| Aim of the exercise |
Copy each line exactly. Drop every picture.

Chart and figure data
################

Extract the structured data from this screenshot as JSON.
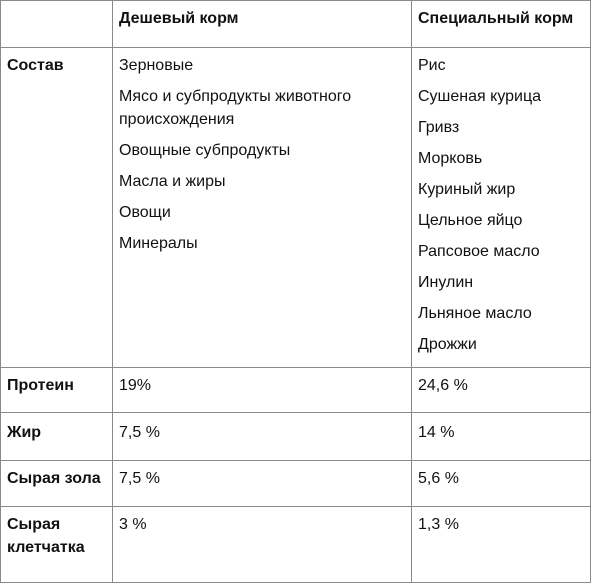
{
  "table": {
    "header": {
      "col1": "",
      "col2": "Дешевый корм",
      "col3": "Специальный корм"
    },
    "rows": [
      {
        "label": "Состав",
        "cheap": [
          "Зерновые",
          "Мясо и субпродукты животного происхождения",
          "Овощные субпродукты",
          "Масла и жиры",
          "Овощи",
          "Минералы"
        ],
        "special": [
          "Рис",
          "Сушеная курица",
          "Гривз",
          "Морковь",
          "Куриный жир",
          "Цельное яйцо",
          "Рапсовое масло",
          "Инулин",
          "Льняное масло",
          "Дрожжи"
        ]
      },
      {
        "label": "Протеин",
        "cheap": "19%",
        "special": "24,6 %"
      },
      {
        "label": "Жир",
        "cheap": "7,5 %",
        "special": "14 %"
      },
      {
        "label": "Сырая зола",
        "cheap": "7,5 %",
        "special": "5,6 %"
      },
      {
        "label": "Сырая клетчатка",
        "cheap": "3 %",
        "special": "1,3 %"
      }
    ]
  }
}
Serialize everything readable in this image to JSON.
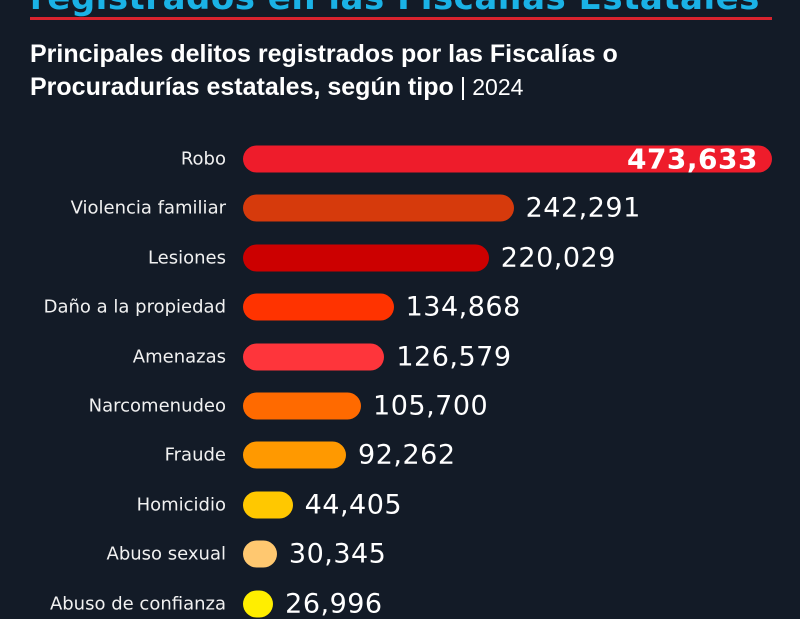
{
  "header": {
    "top_title": "registrados en las Fiscalías Estatales",
    "subtitle_bold": "Principales delitos registrados por las Fiscalías o Procuradurías estatales, según tipo",
    "separator": "|",
    "year": "2024"
  },
  "colors": {
    "background": "#131b27",
    "title_accent": "#1ab2e6",
    "divider": "#d8232e"
  },
  "chart_data": {
    "type": "bar",
    "orientation": "horizontal",
    "title": "Principales delitos registrados por las Fiscalías o Procuradurías estatales, según tipo | 2024",
    "xlabel": "",
    "ylabel": "",
    "grid": false,
    "legend": "none",
    "categories": [
      "Robo",
      "Violencia familiar",
      "Lesiones",
      "Daño a la propiedad",
      "Amenazas",
      "Narcomenudeo",
      "Fraude",
      "Homicidio",
      "Abuso sexual",
      "Abuso de confianza"
    ],
    "values": [
      473633,
      242291,
      220029,
      134868,
      126579,
      105700,
      92262,
      44405,
      30345,
      26996
    ],
    "value_labels": [
      "473,633",
      "242,291",
      "220,029",
      "134,868",
      "126,579",
      "105,700",
      "92,262",
      "44,405",
      "30,345",
      "26,996"
    ],
    "bar_colors": [
      "#ee1c2b",
      "#d63a0c",
      "#cc0000",
      "#ff3300",
      "#fe353b",
      "#ff6a00",
      "#ff9900",
      "#ffc800",
      "#ffc870",
      "#ffee00"
    ],
    "xlim": [
      0,
      473633
    ]
  }
}
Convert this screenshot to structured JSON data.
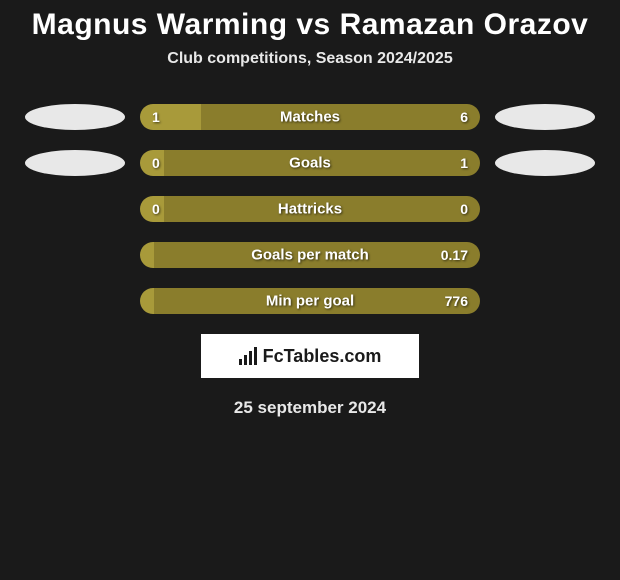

################

| Answer to the exercise |
Extract the structured data from this screenshot as JSON.
{
  "table": {
    "header": {
      "col1": "",
      "col2": "Дешевый корм",
      "col3": "Специальный корм"
    },
    "rows": [
      {
        "label": "Состав",
        "cheap": [
          "Зерновые",
          "Мясо и субпродукты животного происхождения",
          "Овощные субпродукты",
          "Масла и жиры",
          "Овощи",
          "Минералы"
        ],
        "special": [
          "Рис",
          "Сушеная курица",
          "Гривз",
          "Морковь",
          "Куриный жир",
          "Цельное яйцо",
          "Рапсовое масло",
          "Инулин",
          "Льняное масло",
          "Дрожжи"
        ]
      },
      {
        "label": "Протеин",
        "cheap": "19%",
        "special": "24,6 %"
      },
      {
        "label": "Жир",
        "cheap": "7,5 %",
        "special": "14 %"
      },
      {
        "label": "Сырая зола",
        "cheap": "7,5 %",
        "special": "5,6 %"
      },
      {
        "label": "Сырая клетчатка",
        "cheap": "3 %",
        "special": "1,3 %"
      }
    ]
  }
}
Serialize everything readable in this image to JSON.
{
  "header": {
    "top_title": "registrados en las Fiscalías Estatales",
    "subtitle_bold": "Principales delitos registrados por las Fiscalías o Procuradurías estatales, según tipo",
    "separator": "|",
    "year": "2024"
  },
  "colors": {
    "background": "#131b27",
    "title_accent": "#1ab2e6",
    "divider": "#d8232e"
  },
  "chart_data": {
    "type": "bar",
    "orientation": "horizontal",
    "title": "Principales delitos registrados por las Fiscalías o Procuradurías estatales, según tipo | 2024",
    "xlabel": "",
    "ylabel": "",
    "grid": false,
    "legend": "none",
    "categories": [
      "Robo",
      "Violencia familiar",
      "Lesiones",
      "Daño a la propiedad",
      "Amenazas",
      "Narcomenudeo",
      "Fraude",
      "Homicidio",
      "Abuso sexual",
      "Abuso de confianza"
    ],
    "values": [
      473633,
      242291,
      220029,
      134868,
      126579,
      105700,
      92262,
      44405,
      30345,
      26996
    ],
    "value_labels": [
      "473,633",
      "242,291",
      "220,029",
      "134,868",
      "126,579",
      "105,700",
      "92,262",
      "44,405",
      "30,345",
      "26,996"
    ],
    "bar_colors": [
      "#ee1c2b",
      "#d63a0c",
      "#cc0000",
      "#ff3300",
      "#fe353b",
      "#ff6a00",
      "#ff9900",
      "#ffc800",
      "#ffc870",
      "#ffee00"
    ],
    "xlim": [
      0,
      473633
    ]
  }
}
Convert this screenshot to structured JSON data.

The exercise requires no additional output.